Written task: Repeat the listing in full, preserving every character.
--- Start Provided material ---
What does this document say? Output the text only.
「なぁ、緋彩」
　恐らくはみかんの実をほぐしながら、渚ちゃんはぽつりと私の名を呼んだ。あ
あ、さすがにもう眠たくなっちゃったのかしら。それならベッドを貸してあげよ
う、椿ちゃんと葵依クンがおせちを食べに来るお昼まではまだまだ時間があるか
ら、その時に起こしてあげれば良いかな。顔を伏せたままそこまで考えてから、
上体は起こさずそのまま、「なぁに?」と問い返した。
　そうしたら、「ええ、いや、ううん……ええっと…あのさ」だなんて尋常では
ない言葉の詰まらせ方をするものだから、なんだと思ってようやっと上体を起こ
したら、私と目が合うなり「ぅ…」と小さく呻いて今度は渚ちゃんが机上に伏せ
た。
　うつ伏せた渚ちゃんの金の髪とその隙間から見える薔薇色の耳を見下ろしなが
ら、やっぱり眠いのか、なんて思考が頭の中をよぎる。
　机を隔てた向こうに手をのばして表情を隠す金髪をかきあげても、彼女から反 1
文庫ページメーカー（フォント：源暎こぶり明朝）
--- End Provided material ---
Output of the exercise:
What does this document say? Output the text only.
「なぁ、緋彩」
　恐らくはみかんの実をほぐしながら、渚ちゃんはぽつりと私の名を呼んだ。あ
あ、さすがにもう眠たくなっちゃったのかしら。それならベッドを貸してあげよ
う、椿ちゃんと葵依クンがおせちを食べに来るお昼まではまだまだ時間があるか
ら、その時に起こしてあげれば良いかな。顔を伏せたままそこまで考えてから、
上体は起こさずそのまま、「なぁに?」と問い返した。
　そうしたら、「ええ、いや、ううん……ええっと…あのさ」だなんて尋常では
ない言葉の詰まらせ方をするものだから、なんだと思ってようやっと上体を起こ
したら、私と目が合うなり「ぅ…」と小さく呻いて今度は渚ちゃんが机上に伏せ
た。
　うつ伏せた渚ちゃんの金の髪とその隙間から見える薔薇色の耳を見下ろしなが
ら、やっぱり眠いのか、なんて思考が頭の中をよぎる。
　机を隔てた向こうに手をのばして表情を隠す金髪をかきあげても、彼女から反 1
文庫ページメーカー（フォント：源暎こぶり明朝）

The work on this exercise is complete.